CHALLENGE: Identify the lines bearing the string "with" and gather them.

RECORD LIST:
========
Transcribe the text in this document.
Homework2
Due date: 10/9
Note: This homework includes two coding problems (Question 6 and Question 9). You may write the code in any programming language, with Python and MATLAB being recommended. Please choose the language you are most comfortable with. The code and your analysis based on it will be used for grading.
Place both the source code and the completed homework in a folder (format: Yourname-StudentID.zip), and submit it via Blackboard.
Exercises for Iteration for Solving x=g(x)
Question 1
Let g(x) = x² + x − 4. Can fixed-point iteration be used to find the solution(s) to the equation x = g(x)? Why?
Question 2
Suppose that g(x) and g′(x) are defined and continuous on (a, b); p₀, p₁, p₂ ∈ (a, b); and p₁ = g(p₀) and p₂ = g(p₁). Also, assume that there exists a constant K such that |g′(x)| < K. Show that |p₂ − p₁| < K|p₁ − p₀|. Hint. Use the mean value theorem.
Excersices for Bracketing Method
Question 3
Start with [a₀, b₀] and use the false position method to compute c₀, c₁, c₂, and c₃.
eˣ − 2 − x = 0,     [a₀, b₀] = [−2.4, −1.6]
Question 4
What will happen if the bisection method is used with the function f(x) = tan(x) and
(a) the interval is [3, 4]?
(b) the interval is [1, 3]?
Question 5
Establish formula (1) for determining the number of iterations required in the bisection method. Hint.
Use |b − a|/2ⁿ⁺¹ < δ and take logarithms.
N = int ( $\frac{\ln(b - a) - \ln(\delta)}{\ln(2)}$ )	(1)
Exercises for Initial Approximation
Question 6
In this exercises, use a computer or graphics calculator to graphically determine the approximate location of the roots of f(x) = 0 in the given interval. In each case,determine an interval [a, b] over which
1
========
THE ANSWER:
Note: This homework includes two coding problems (Question 6 and Question 9). You may write the code in any programming language, with Python and MATLAB being recommended. Please choose the language you are most comfortable with. The code and your analysis based on it will be used for grading.
Start with [a₀, b₀] and use the false position method to compute c₀, c₁, c₂, and c₃.
What will happen if the bisection method is used with the function f(x) = tan(x) and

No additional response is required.